§ **Directive**:
Pictures are not part of the copy; repeat everything else in the records exactly.
>>>>>
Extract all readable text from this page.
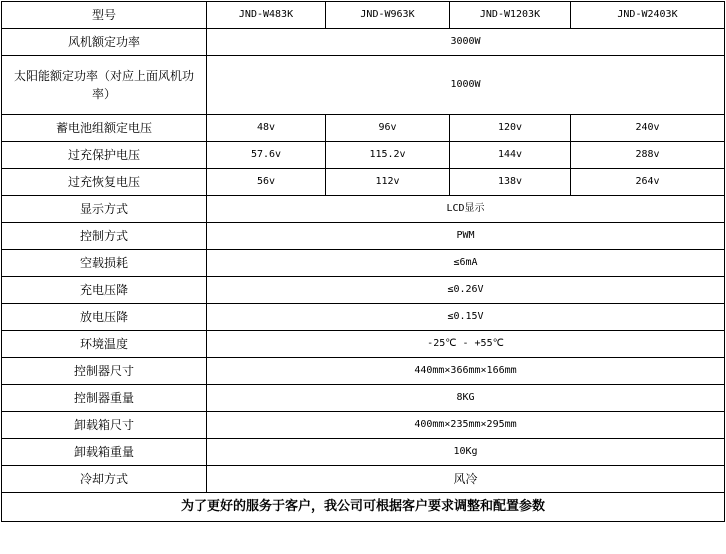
型号	JND-W483K	JND-W963K	JND-W1203K	JND-W2403K
风机额定功率	3000W			
太阳能额定功率（对应上面风机功率）	1000W			
蓄电池组额定电压	48v	96v	120v	240v
过充保护电压	57.6v	115.2v	144v	288v
过充恢复电压	56v	112v	138v	264v
显示方式	LCD显示			
控制方式	PWM			
空载损耗	≤6mA			
充电压降	≤0.26V			
放电压降	≤0.15V			
环境温度	-25℃ - +55℃			
控制器尺寸	440mm×366mm×166mm			
控制器重量	8KG			
卸载箱尺寸	400mm×235mm×295mm			
卸载箱重量	10Kg			
冷却方式	风冷			
为了更好的服务于客户，我公司可根据客户要求调整和配置参数				
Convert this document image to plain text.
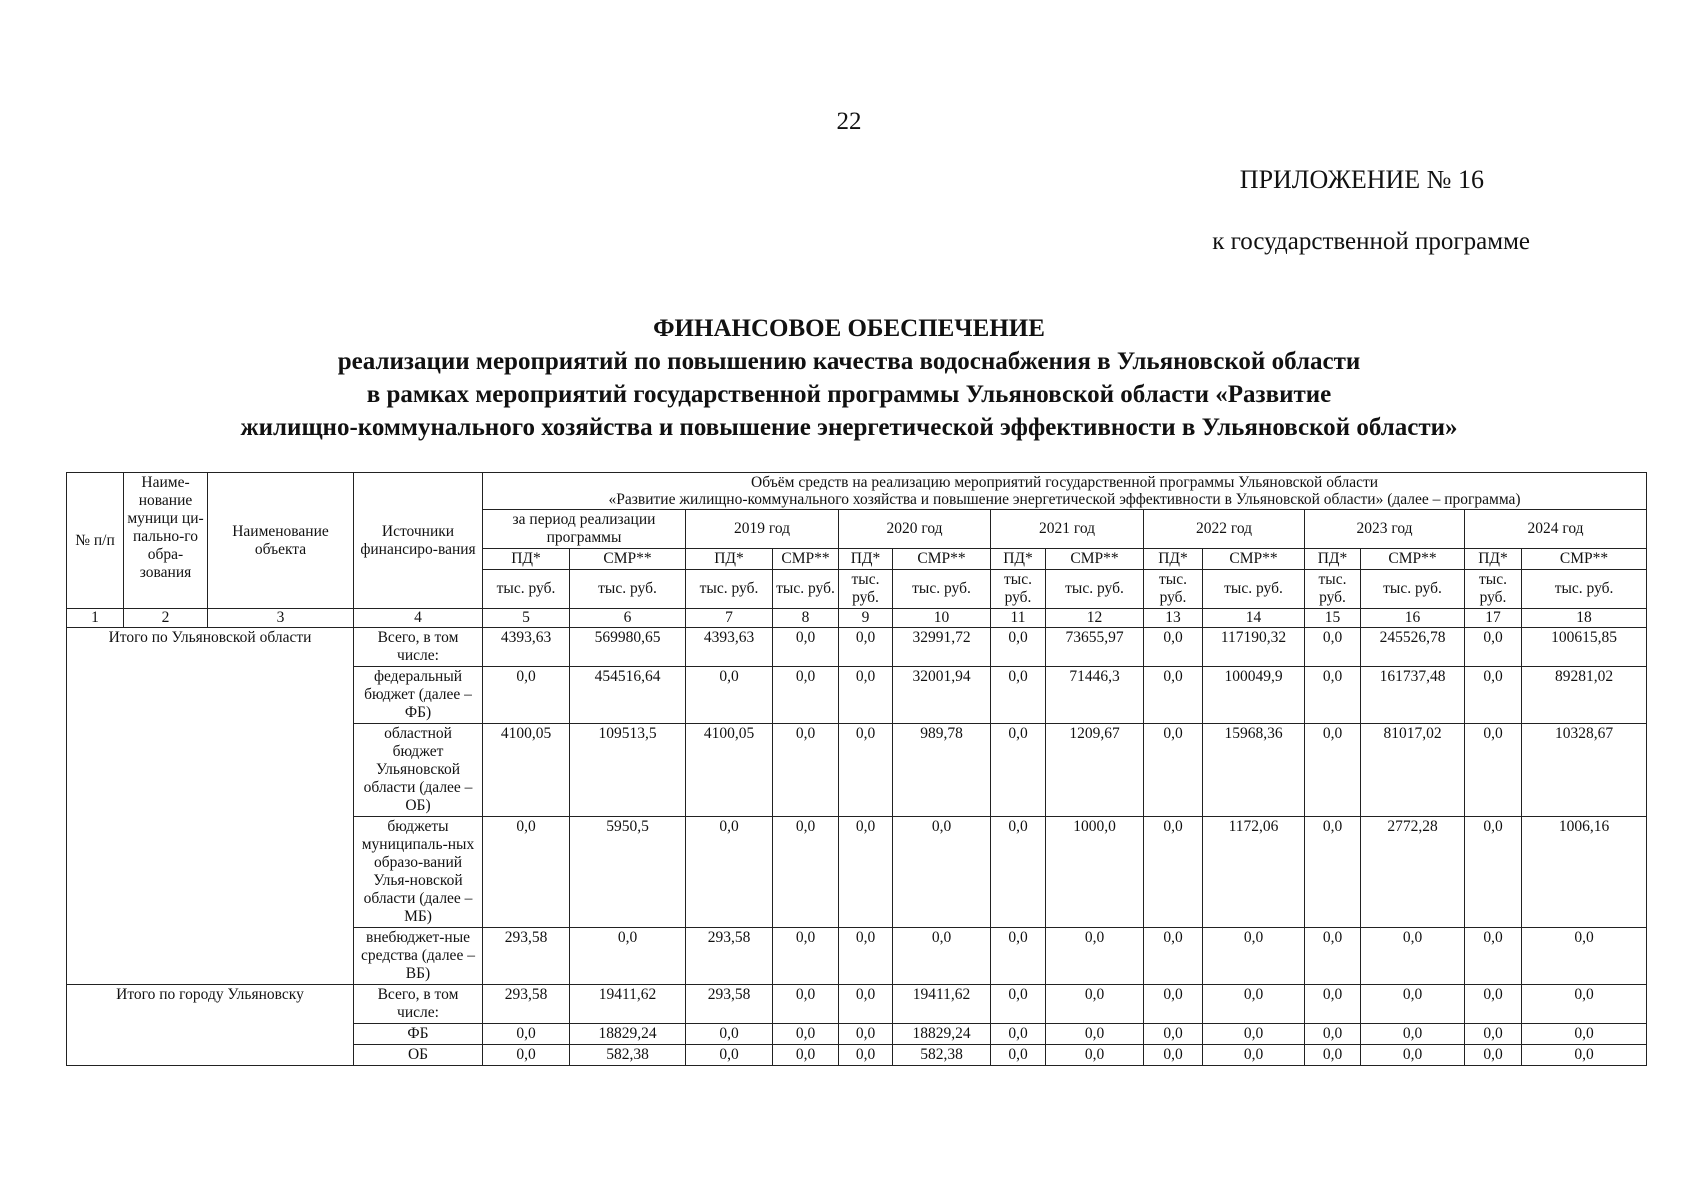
22
ПРИЛОЖЕНИЕ № 16
к государственной программе
ФИНАНСОВОЕ ОБЕСПЕЧЕНИЕ
реализации мероприятий по повышению качества водоснабжения в Ульяновской области
в рамках мероприятий государственной программы Ульяновской области «Развитие
жилищно-коммунального хозяйства и повышение энергетической эффективности в Ульяновской области»
№ п/п	Наиме-нование муници ци-пально-го обра-зования	Наименование объекта	Источники финансиро-вания	Объём средств на реализацию мероприятий государственной программы Ульяновской области
«Развитие жилищно-коммунального хозяйства и повышение энергетической эффективности в Ульяновской области» (далее – программа)													

				за период реализации программы		2019 год		2020 год		2021 год		2022 год		2023 год		2024 год	
				ПД*	СМР**	ПД*	СМР**	ПД*	СМР**	ПД*	СМР**	ПД*	СМР**	ПД*	СМР**	ПД*	СМР**
				тыс. руб.	тыс. руб.	тыс. руб.	тыс. руб.	тыс. руб.	тыс. руб.	тыс. руб.	тыс. руб.	тыс. руб.	тыс. руб.	тыс. руб.	тыс. руб.	тыс. руб.	тыс. руб.
1	2	3	4	5	6	7	8	9	10	11	12	13	14	15	16	17	18
Итого по Ульяновской области			Всего, в том числе:	4393,63	569980,65	4393,63	0,0	0,0	32991,72	0,0	73655,97	0,0	117190,32	0,0	245526,78	0,0	100615,85
			федеральный бюджет (далее – ФБ)	0,0	454516,64	0,0	0,0	0,0	32001,94	0,0	71446,3	0,0	100049,9	0,0	161737,48	0,0	89281,02
			областной бюджет Ульяновской области (далее – ОБ)	4100,05	109513,5	4100,05	0,0	0,0	989,78	0,0	1209,67	0,0	15968,36	0,0	81017,02	0,0	10328,67
			бюджеты муниципаль-ных образо-ваний Улья-новской области (далее – МБ)	0,0	5950,5	0,0	0,0	0,0	0,0	0,0	1000,0	0,0	1172,06	0,0	2772,28	0,0	1006,16
			внебюджет-ные средства (далее – ВБ)	293,58	0,0	293,58	0,0	0,0	0,0	0,0	0,0	0,0	0,0	0,0	0,0	0,0	0,0
Итого по городу Ульяновску			Всего, в том числе:	293,58	19411,62	293,58	0,0	0,0	19411,62	0,0	0,0	0,0	0,0	0,0	0,0	0,0	0,0
			ФБ	0,0	18829,24	0,0	0,0	0,0	18829,24	0,0	0,0	0,0	0,0	0,0	0,0	0,0	0,0
			ОБ	0,0	582,38	0,0	0,0	0,0	582,38	0,0	0,0	0,0	0,0	0,0	0,0	0,0	0,0
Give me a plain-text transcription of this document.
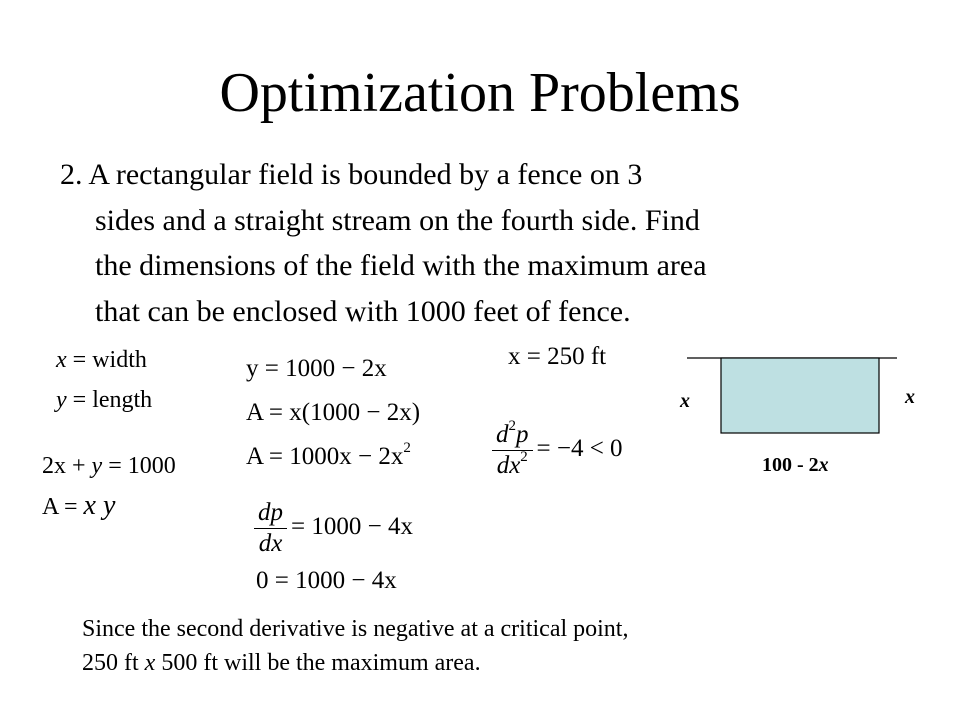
Optimization Problems
2. A rectangular field is bounded by a fence on 3
sides and a straight stream on the fourth side. Find
the dimensions of the field with the maximum area
that can be enclosed with 1000 feet of fence.
x = width
y = length
2x + y = 1000
A = x y
y = 1000 − 2x
A = x(1000 − 2x)
$A = 1000x - 2x^2$
$\frac{dp}{dx} = 1000 - 4x$
0 = 1000 − 4x
x = 250 ft
$\frac{d^2p}{dx^2} = -4 < 0$
x	x
100 - 2x
Since the second derivative is negative at a critical point,
250 ft x 500 ft will be the maximum area.
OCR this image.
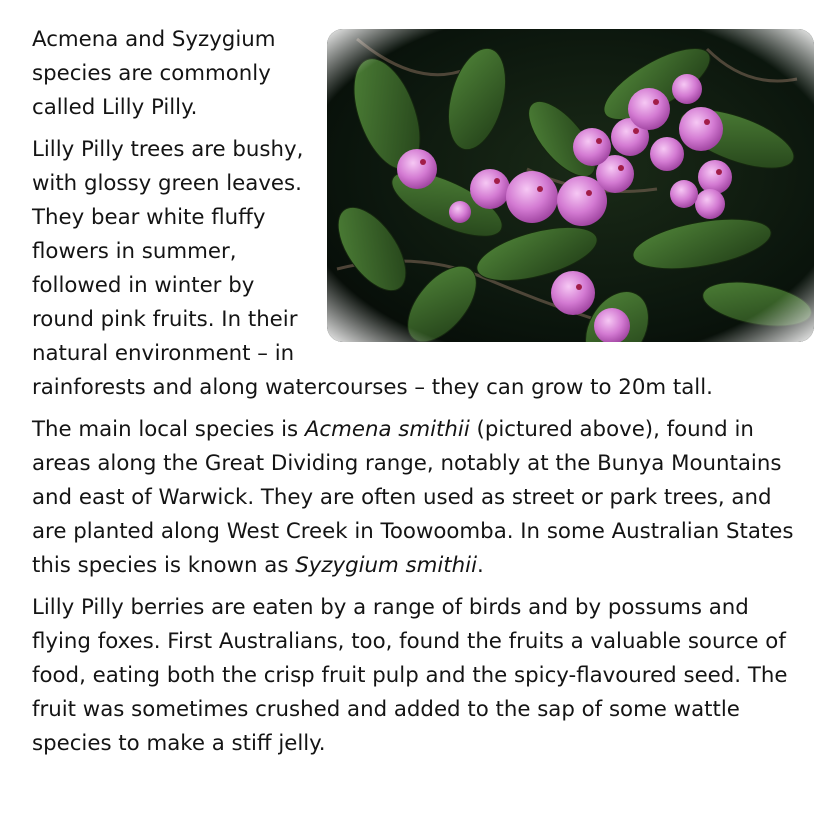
Acmena and Syzygium species are commonly called Lilly Pilly.

Lilly Pilly trees are bushy, with glossy green leaves. They bear white fluffy flowers in summer, followed in winter by round pink fruits. In their natural environment – in rainforests and along watercourses – they can grow to 20m tall.

The main local species is Acmena smithii (pictured above), found in areas along the Great Dividing range, notably at the Bunya Mountains and east of Warwick. They are often used as street or park trees, and are planted along West Creek in Toowoomba. In some Australian States this species is known as Syzygium smithii.

Lilly Pilly berries are eaten by a range of birds and by possums and flying foxes. First Australians, too, found the fruits a valuable source of food, eating both the crisp fruit pulp and the spicy-flavoured seed. The fruit was sometimes crushed and added to the sap of some wattle species to make a stiff jelly.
<<<<<
§ **The response**:
Extract all readable text from this page.
型号	JND-W483K	JND-W963K	JND-W1203K	JND-W2403K
风机额定功率	3000W			
太阳能额定功率（对应上面风机功率）	1000W			
蓄电池组额定电压	48v	96v	120v	240v
过充保护电压	57.6v	115.2v	144v	288v
过充恢复电压	56v	112v	138v	264v
显示方式	LCD显示			
控制方式	PWM			
空载损耗	≤6mA			
充电压降	≤0.26V			
放电压降	≤0.15V			
环境温度	-25℃ - +55℃			
控制器尺寸	440mm×366mm×166mm			
控制器重量	8KG			
卸载箱尺寸	400mm×235mm×295mm			
卸载箱重量	10Kg			
冷却方式	风冷			
为了更好的服务于客户，我公司可根据客户要求调整和配置参数				
Convert this document image to plain text.
22
ПРИЛОЖЕНИЕ № 16
к государственной программе
ФИНАНСОВОЕ ОБЕСПЕЧЕНИЕ
реализации мероприятий по повышению качества водоснабжения в Ульяновской области
в рамках мероприятий государственной программы Ульяновской области «Развитие
жилищно-коммунального хозяйства и повышение энергетической эффективности в Ульяновской области»
№ п/п	Наиме-нование муници ци-пально-го обра-зования	Наименование объекта	Источники финансиро-вания	Объём средств на реализацию мероприятий государственной программы Ульяновской области
«Развитие жилищно-коммунального хозяйства и повышение энергетической эффективности в Ульяновской области» (далее – программа)													

				за период реализации программы		2019 год		2020 год		2021 год		2022 год		2023 год		2024 год	
				ПД*	СМР**	ПД*	СМР**	ПД*	СМР**	ПД*	СМР**	ПД*	СМР**	ПД*	СМР**	ПД*	СМР**
				тыс. руб.	тыс. руб.	тыс. руб.	тыс. руб.	тыс. руб.	тыс. руб.	тыс. руб.	тыс. руб.	тыс. руб.	тыс. руб.	тыс. руб.	тыс. руб.	тыс. руб.	тыс. руб.
1	2	3	4	5	6	7	8	9	10	11	12	13	14	15	16	17	18
Итого по Ульяновской области			Всего, в том числе:	4393,63	569980,65	4393,63	0,0	0,0	32991,72	0,0	73655,97	0,0	117190,32	0,0	245526,78	0,0	100615,85
			федеральный бюджет (далее – ФБ)	0,0	454516,64	0,0	0,0	0,0	32001,94	0,0	71446,3	0,0	100049,9	0,0	161737,48	0,0	89281,02
			областной бюджет Ульяновской области (далее – ОБ)	4100,05	109513,5	4100,05	0,0	0,0	989,78	0,0	1209,67	0,0	15968,36	0,0	81017,02	0,0	10328,67
			бюджеты муниципаль-ных образо-ваний Улья-новской области (далее – МБ)	0,0	5950,5	0,0	0,0	0,0	0,0	0,0	1000,0	0,0	1172,06	0,0	2772,28	0,0	1006,16
			внебюджет-ные средства (далее – ВБ)	293,58	0,0	293,58	0,0	0,0	0,0	0,0	0,0	0,0	0,0	0,0	0,0	0,0	0,0
Итого по городу Ульяновску			Всего, в том числе:	293,58	19411,62	293,58	0,0	0,0	19411,62	0,0	0,0	0,0	0,0	0,0	0,0	0,0	0,0
			ФБ	0,0	18829,24	0,0	0,0	0,0	18829,24	0,0	0,0	0,0	0,0	0,0	0,0	0,0	0,0
			ОБ	0,0	582,38	0,0	0,0	0,0	582,38	0,0	0,0	0,0	0,0	0,0	0,0	0,0	0,0
Give me a plain-text transcription of this document.
Optimization Problems
2. A rectangular field is bounded by a fence on 3
sides and a straight stream on the fourth side. Find
the dimensions of the field with the maximum area
that can be enclosed with 1000 feet of fence.
x = width
y = length
2x + y = 1000
A = x y
y = 1000 − 2x
A = x(1000 − 2x)
$A = 1000x - 2x^2$
$\frac{dp}{dx} = 1000 - 4x$
0 = 1000 − 4x
x = 250 ft
$\frac{d^2p}{dx^2} = -4 < 0$
x	x
100 - 2x
Since the second derivative is negative at a critical point,
250 ft x 500 ft will be the maximum area.
OCR this image.
Acmena and Syzygium species are commonly called Lilly Pilly.

Lilly Pilly trees are bushy, with glossy green leaves. They bear white fluffy flowers in summer, followed in winter by round pink fruits. In their natural environment – in rainforests and along watercourses – they can grow to 20m tall.

The main local species is Acmena smithii (pictured above), found in areas along the Great Dividing range, notably at the Bunya Mountains and east of Warwick. They are often used as street or park trees, and are planted along West Creek in Toowoomba. In some Australian States this species is known as Syzygium smithii.

Lilly Pilly berries are eaten by a range of birds and by possums and flying foxes. First Australians, too, found the fruits a valuable source of food, eating both the crisp fruit pulp and the spicy-flavoured seed. The fruit was sometimes crushed and added to the sap of some wattle species to make a stiff jelly.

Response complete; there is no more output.